- [WHAT IS NEEDED]: Return each line of the data below exactly, omitting any pictures.

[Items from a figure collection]
'''

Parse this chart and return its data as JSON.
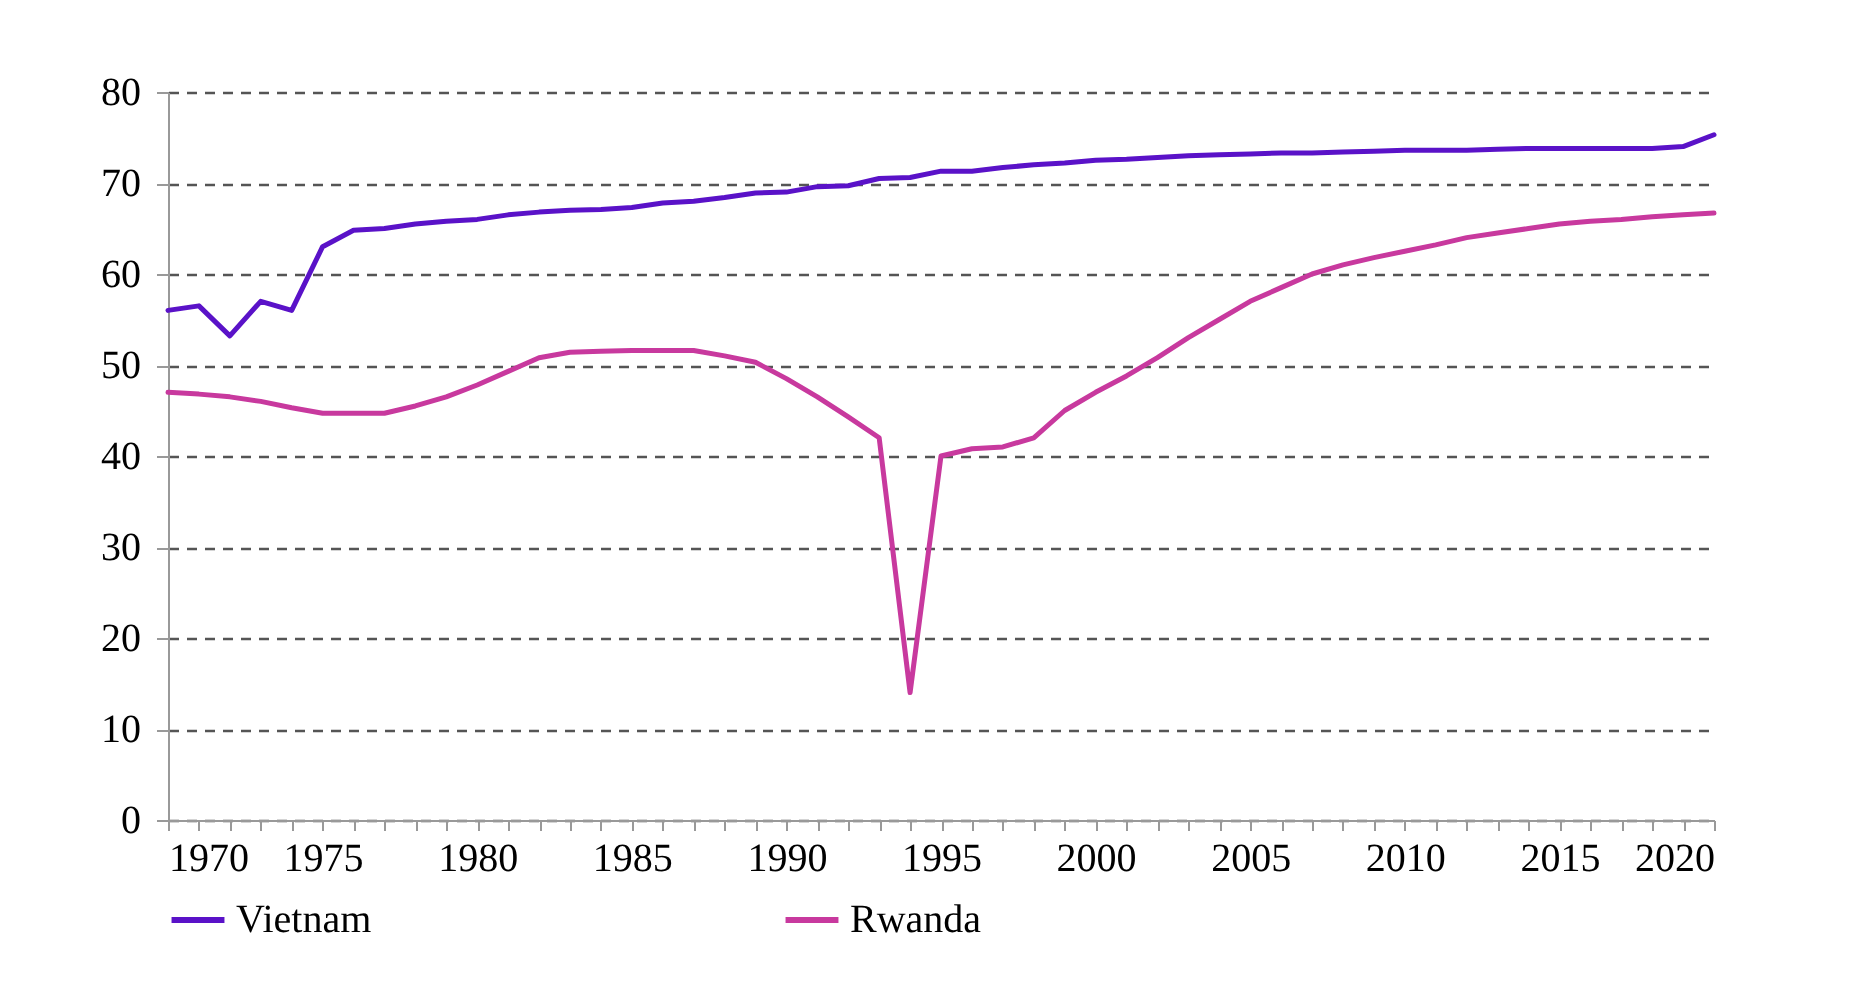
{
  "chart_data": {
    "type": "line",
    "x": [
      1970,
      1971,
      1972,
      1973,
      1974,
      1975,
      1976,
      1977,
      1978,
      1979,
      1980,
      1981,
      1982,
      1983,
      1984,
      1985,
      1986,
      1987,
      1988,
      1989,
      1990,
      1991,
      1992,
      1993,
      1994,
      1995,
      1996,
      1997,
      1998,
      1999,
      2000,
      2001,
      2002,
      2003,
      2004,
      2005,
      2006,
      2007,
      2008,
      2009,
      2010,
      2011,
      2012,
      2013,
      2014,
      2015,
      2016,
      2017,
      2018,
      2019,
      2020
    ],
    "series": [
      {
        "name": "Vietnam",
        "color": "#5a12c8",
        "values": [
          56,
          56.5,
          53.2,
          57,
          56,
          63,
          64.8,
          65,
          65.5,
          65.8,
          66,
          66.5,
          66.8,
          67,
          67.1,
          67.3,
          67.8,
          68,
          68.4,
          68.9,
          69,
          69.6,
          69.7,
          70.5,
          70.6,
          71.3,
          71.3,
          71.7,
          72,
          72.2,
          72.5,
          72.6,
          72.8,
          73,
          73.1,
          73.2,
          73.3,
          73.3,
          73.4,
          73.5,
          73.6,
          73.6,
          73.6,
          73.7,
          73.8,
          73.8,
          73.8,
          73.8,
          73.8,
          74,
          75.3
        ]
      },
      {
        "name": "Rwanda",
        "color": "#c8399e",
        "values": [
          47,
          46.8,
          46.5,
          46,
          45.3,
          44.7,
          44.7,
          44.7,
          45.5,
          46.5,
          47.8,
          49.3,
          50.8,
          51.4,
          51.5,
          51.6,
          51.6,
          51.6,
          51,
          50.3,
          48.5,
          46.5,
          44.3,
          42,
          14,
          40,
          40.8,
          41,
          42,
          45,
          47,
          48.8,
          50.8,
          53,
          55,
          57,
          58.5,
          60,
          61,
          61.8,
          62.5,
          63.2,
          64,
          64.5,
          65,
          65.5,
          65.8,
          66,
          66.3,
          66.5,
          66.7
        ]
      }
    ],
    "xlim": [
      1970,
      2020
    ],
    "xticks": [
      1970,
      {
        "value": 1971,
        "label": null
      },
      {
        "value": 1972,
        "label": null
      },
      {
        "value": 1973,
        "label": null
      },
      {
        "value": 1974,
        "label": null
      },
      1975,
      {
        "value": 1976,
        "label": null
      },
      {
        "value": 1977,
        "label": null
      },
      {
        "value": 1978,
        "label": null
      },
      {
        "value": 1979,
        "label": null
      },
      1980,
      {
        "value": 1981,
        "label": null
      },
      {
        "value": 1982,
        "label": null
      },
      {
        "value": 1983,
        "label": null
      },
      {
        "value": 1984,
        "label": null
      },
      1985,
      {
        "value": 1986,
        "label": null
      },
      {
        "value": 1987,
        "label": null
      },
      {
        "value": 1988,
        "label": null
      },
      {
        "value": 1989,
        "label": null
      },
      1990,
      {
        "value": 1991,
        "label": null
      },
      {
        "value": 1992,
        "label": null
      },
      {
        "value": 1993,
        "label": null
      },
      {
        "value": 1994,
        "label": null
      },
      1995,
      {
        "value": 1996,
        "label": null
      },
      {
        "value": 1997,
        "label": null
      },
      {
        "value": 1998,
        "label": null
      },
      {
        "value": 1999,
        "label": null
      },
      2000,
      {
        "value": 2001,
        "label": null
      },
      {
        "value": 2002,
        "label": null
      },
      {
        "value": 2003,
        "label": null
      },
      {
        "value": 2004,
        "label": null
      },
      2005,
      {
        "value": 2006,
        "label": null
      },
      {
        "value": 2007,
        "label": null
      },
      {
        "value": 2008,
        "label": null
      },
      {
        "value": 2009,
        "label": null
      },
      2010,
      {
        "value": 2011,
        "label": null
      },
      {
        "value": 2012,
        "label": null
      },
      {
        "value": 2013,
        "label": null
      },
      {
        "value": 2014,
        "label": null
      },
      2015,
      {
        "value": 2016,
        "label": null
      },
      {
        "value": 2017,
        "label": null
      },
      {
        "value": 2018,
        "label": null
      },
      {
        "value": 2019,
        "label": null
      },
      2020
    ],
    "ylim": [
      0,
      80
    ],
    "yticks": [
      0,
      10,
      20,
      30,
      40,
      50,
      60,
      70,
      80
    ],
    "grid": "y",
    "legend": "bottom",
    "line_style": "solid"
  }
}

'''

- [RESULT OF THE EXERCISE]:
Parse this chart and return its data as JSON.
{
  "chart_data": {
    "type": "line",
    "x": [
      1970,
      1971,
      1972,
      1973,
      1974,
      1975,
      1976,
      1977,
      1978,
      1979,
      1980,
      1981,
      1982,
      1983,
      1984,
      1985,
      1986,
      1987,
      1988,
      1989,
      1990,
      1991,
      1992,
      1993,
      1994,
      1995,
      1996,
      1997,
      1998,
      1999,
      2000,
      2001,
      2002,
      2003,
      2004,
      2005,
      2006,
      2007,
      2008,
      2009,
      2010,
      2011,
      2012,
      2013,
      2014,
      2015,
      2016,
      2017,
      2018,
      2019,
      2020
    ],
    "series": [
      {
        "name": "Vietnam",
        "color": "#5a12c8",
        "values": [
          56,
          56.5,
          53.2,
          57,
          56,
          63,
          64.8,
          65,
          65.5,
          65.8,
          66,
          66.5,
          66.8,
          67,
          67.1,
          67.3,
          67.8,
          68,
          68.4,
          68.9,
          69,
          69.6,
          69.7,
          70.5,
          70.6,
          71.3,
          71.3,
          71.7,
          72,
          72.2,
          72.5,
          72.6,
          72.8,
          73,
          73.1,
          73.2,
          73.3,
          73.3,
          73.4,
          73.5,
          73.6,
          73.6,
          73.6,
          73.7,
          73.8,
          73.8,
          73.8,
          73.8,
          73.8,
          74,
          75.3
        ]
      },
      {
        "name": "Rwanda",
        "color": "#c8399e",
        "values": [
          47,
          46.8,
          46.5,
          46,
          45.3,
          44.7,
          44.7,
          44.7,
          45.5,
          46.5,
          47.8,
          49.3,
          50.8,
          51.4,
          51.5,
          51.6,
          51.6,
          51.6,
          51,
          50.3,
          48.5,
          46.5,
          44.3,
          42,
          14,
          40,
          40.8,
          41,
          42,
          45,
          47,
          48.8,
          50.8,
          53,
          55,
          57,
          58.5,
          60,
          61,
          61.8,
          62.5,
          63.2,
          64,
          64.5,
          65,
          65.5,
          65.8,
          66,
          66.3,
          66.5,
          66.7
        ]
      }
    ],
    "xlim": [
      1970,
      2020
    ],
    "xticks": [
      1970,
      {
        "value": 1971,
        "label": null
      },
      {
        "value": 1972,
        "label": null
      },
      {
        "value": 1973,
        "label": null
      },
      {
        "value": 1974,
        "label": null
      },
      1975,
      {
        "value": 1976,
        "label": null
      },
      {
        "value": 1977,
        "label": null
      },
      {
        "value": 1978,
        "label": null
      },
      {
        "value": 1979,
        "label": null
      },
      1980,
      {
        "value": 1981,
        "label": null
      },
      {
        "value": 1982,
        "label": null
      },
      {
        "value": 1983,
        "label": null
      },
      {
        "value": 1984,
        "label": null
      },
      1985,
      {
        "value": 1986,
        "label": null
      },
      {
        "value": 1987,
        "label": null
      },
      {
        "value": 1988,
        "label": null
      },
      {
        "value": 1989,
        "label": null
      },
      1990,
      {
        "value": 1991,
        "label": null
      },
      {
        "value": 1992,
        "label": null
      },
      {
        "value": 1993,
        "label": null
      },
      {
        "value": 1994,
        "label": null
      },
      1995,
      {
        "value": 1996,
        "label": null
      },
      {
        "value": 1997,
        "label": null
      },
      {
        "value": 1998,
        "label": null
      },
      {
        "value": 1999,
        "label": null
      },
      2000,
      {
        "value": 2001,
        "label": null
      },
      {
        "value": 2002,
        "label": null
      },
      {
        "value": 2003,
        "label": null
      },
      {
        "value": 2004,
        "label": null
      },
      2005,
      {
        "value": 2006,
        "label": null
      },
      {
        "value": 2007,
        "label": null
      },
      {
        "value": 2008,
        "label": null
      },
      {
        "value": 2009,
        "label": null
      },
      2010,
      {
        "value": 2011,
        "label": null
      },
      {
        "value": 2012,
        "label": null
      },
      {
        "value": 2013,
        "label": null
      },
      {
        "value": 2014,
        "label": null
      },
      2015,
      {
        "value": 2016,
        "label": null
      },
      {
        "value": 2017,
        "label": null
      },
      {
        "value": 2018,
        "label": null
      },
      {
        "value": 2019,
        "label": null
      },
      2020
    ],
    "ylim": [
      0,
      80
    ],
    "yticks": [
      0,
      10,
      20,
      30,
      40,
      50,
      60,
      70,
      80
    ],
    "grid": "y",
    "legend": "bottom",
    "line_style": "solid"
  }
}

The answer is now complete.